WHAT IS BEING ASKED =
Please print every record below exactly as it appears.

═══ AVAILABLE RECORDS

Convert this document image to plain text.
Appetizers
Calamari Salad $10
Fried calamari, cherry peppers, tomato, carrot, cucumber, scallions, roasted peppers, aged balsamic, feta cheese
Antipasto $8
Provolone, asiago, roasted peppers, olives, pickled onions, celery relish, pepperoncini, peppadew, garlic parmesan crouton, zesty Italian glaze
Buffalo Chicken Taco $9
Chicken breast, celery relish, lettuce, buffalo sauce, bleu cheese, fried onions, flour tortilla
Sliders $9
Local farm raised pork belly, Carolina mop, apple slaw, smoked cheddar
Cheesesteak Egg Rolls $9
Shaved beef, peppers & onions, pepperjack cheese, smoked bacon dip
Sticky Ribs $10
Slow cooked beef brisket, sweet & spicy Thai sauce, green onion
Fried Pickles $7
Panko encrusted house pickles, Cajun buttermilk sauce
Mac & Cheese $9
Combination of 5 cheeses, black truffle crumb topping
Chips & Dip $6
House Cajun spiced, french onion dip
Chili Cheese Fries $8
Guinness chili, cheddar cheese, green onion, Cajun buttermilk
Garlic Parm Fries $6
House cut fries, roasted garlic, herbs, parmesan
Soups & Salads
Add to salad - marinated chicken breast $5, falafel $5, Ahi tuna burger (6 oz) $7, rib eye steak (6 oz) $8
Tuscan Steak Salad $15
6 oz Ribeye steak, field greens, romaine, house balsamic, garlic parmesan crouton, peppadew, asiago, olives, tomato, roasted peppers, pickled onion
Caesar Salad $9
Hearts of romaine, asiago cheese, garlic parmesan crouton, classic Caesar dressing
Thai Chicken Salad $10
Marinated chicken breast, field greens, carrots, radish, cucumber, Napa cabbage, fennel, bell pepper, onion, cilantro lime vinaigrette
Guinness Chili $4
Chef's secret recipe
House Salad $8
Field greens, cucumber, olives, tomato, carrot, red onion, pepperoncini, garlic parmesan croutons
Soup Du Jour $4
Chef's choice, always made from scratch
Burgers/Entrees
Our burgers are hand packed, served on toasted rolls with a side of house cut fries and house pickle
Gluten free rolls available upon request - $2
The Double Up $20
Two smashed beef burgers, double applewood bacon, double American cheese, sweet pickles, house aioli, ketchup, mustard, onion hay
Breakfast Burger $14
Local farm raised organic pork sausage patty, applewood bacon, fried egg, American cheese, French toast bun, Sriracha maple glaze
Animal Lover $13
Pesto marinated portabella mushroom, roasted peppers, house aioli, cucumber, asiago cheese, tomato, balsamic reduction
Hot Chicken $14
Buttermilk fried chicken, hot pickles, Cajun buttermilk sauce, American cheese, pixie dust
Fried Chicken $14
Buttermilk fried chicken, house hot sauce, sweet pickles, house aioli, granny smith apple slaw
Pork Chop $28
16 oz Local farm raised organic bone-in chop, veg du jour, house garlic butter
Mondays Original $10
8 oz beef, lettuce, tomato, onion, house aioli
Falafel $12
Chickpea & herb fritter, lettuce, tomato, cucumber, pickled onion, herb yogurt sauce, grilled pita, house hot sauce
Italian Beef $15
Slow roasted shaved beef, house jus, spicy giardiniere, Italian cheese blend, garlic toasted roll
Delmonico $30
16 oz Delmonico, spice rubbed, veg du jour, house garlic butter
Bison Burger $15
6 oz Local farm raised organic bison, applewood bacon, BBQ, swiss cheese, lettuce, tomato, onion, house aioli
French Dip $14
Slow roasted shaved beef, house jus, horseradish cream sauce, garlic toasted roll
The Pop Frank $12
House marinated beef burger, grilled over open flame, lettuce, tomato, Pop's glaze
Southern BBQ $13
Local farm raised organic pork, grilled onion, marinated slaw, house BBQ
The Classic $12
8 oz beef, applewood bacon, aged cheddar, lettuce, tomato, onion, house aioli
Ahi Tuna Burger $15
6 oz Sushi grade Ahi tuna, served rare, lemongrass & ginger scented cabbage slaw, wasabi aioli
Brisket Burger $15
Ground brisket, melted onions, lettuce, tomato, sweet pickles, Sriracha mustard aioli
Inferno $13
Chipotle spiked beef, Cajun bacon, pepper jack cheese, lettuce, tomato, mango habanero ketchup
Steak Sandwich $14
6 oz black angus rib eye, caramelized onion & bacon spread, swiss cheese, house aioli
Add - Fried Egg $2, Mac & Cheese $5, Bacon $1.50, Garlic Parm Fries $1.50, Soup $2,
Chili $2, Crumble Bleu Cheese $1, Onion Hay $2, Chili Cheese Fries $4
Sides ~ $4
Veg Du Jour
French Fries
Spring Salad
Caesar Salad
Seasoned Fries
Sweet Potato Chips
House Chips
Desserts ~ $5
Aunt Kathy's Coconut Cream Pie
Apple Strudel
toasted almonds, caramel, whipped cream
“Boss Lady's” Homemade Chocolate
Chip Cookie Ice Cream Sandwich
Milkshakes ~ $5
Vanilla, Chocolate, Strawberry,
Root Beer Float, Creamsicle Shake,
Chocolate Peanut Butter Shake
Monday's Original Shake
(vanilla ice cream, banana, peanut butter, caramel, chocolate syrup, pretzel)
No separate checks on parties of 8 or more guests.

══════

RESULT OF THIS EXERCISE =
Convert this document image to plain text.
Appetizers
Calamari Salad $10
Fried calamari, cherry peppers, tomato, carrot, cucumber, scallions, roasted peppers, aged balsamic, feta cheese
Antipasto $8
Provolone, asiago, roasted peppers, olives, pickled onions, celery relish, pepperoncini, peppadew, garlic parmesan crouton, zesty Italian glaze
Buffalo Chicken Taco $9
Chicken breast, celery relish, lettuce, buffalo sauce, bleu cheese, fried onions, flour tortilla
Sliders $9
Local farm raised pork belly, Carolina mop, apple slaw, smoked cheddar
Cheesesteak Egg Rolls $9
Shaved beef, peppers & onions, pepperjack cheese, smoked bacon dip
Sticky Ribs $10
Slow cooked beef brisket, sweet & spicy Thai sauce, green onion
Fried Pickles $7
Panko encrusted house pickles, Cajun buttermilk sauce
Mac & Cheese $9
Combination of 5 cheeses, black truffle crumb topping
Chips & Dip $6
House Cajun spiced, french onion dip
Chili Cheese Fries $8
Guinness chili, cheddar cheese, green onion, Cajun buttermilk
Garlic Parm Fries $6
House cut fries, roasted garlic, herbs, parmesan
Soups & Salads
Add to salad - marinated chicken breast $5, falafel $5, Ahi tuna burger (6 oz) $7, rib eye steak (6 oz) $8
Tuscan Steak Salad $15
6 oz Ribeye steak, field greens, romaine, house balsamic, garlic parmesan crouton, peppadew, asiago, olives, tomato, roasted peppers, pickled onion
Caesar Salad $9
Hearts of romaine, asiago cheese, garlic parmesan crouton, classic Caesar dressing
Thai Chicken Salad $10
Marinated chicken breast, field greens, carrots, radish, cucumber, Napa cabbage, fennel, bell pepper, onion, cilantro lime vinaigrette
Guinness Chili $4
Chef's secret recipe
House Salad $8
Field greens, cucumber, olives, tomato, carrot, red onion, pepperoncini, garlic parmesan croutons
Soup Du Jour $4
Chef's choice, always made from scratch
Burgers/Entrees
Our burgers are hand packed, served on toasted rolls with a side of house cut fries and house pickle
Gluten free rolls available upon request - $2
The Double Up $20
Two smashed beef burgers, double applewood bacon, double American cheese, sweet pickles, house aioli, ketchup, mustard, onion hay
Breakfast Burger $14
Local farm raised organic pork sausage patty, applewood bacon, fried egg, American cheese, French toast bun, Sriracha maple glaze
Animal Lover $13
Pesto marinated portabella mushroom, roasted peppers, house aioli, cucumber, asiago cheese, tomato, balsamic reduction
Hot Chicken $14
Buttermilk fried chicken, hot pickles, Cajun buttermilk sauce, American cheese, pixie dust
Fried Chicken $14
Buttermilk fried chicken, house hot sauce, sweet pickles, house aioli, granny smith apple slaw
Pork Chop $28
16 oz Local farm raised organic bone-in chop, veg du jour, house garlic butter
Mondays Original $10
8 oz beef, lettuce, tomato, onion, house aioli
Falafel $12
Chickpea & herb fritter, lettuce, tomato, cucumber, pickled onion, herb yogurt sauce, grilled pita, house hot sauce
Italian Beef $15
Slow roasted shaved beef, house jus, spicy giardiniere, Italian cheese blend, garlic toasted roll
Delmonico $30
16 oz Delmonico, spice rubbed, veg du jour, house garlic butter
Bison Burger $15
6 oz Local farm raised organic bison, applewood bacon, BBQ, swiss cheese, lettuce, tomato, onion, house aioli
French Dip $14
Slow roasted shaved beef, house jus, horseradish cream sauce, garlic toasted roll
The Pop Frank $12
House marinated beef burger, grilled over open flame, lettuce, tomato, Pop's glaze
Southern BBQ $13
Local farm raised organic pork, grilled onion, marinated slaw, house BBQ
The Classic $12
8 oz beef, applewood bacon, aged cheddar, lettuce, tomato, onion, house aioli
Ahi Tuna Burger $15
6 oz Sushi grade Ahi tuna, served rare, lemongrass & ginger scented cabbage slaw, wasabi aioli
Brisket Burger $15
Ground brisket, melted onions, lettuce, tomato, sweet pickles, Sriracha mustard aioli
Inferno $13
Chipotle spiked beef, Cajun bacon, pepper jack cheese, lettuce, tomato, mango habanero ketchup
Steak Sandwich $14
6 oz black angus rib eye, caramelized onion & bacon spread, swiss cheese, house aioli
Add - Fried Egg $2, Mac & Cheese $5, Bacon $1.50, Garlic Parm Fries $1.50, Soup $2,
Chili $2, Crumble Bleu Cheese $1, Onion Hay $2, Chili Cheese Fries $4
Sides ~ $4
Veg Du Jour
French Fries
Spring Salad
Caesar Salad
Seasoned Fries
Sweet Potato Chips
House Chips
Desserts ~ $5
Aunt Kathy's Coconut Cream Pie
Apple Strudel
toasted almonds, caramel, whipped cream
“Boss Lady's” Homemade Chocolate
Chip Cookie Ice Cream Sandwich
Milkshakes ~ $5
Vanilla, Chocolate, Strawberry,
Root Beer Float, Creamsicle Shake,
Chocolate Peanut Butter Shake
Monday's Original Shake
(vanilla ice cream, banana, peanut butter, caramel, chocolate syrup, pretzel)
No separate checks on parties of 8 or more guests.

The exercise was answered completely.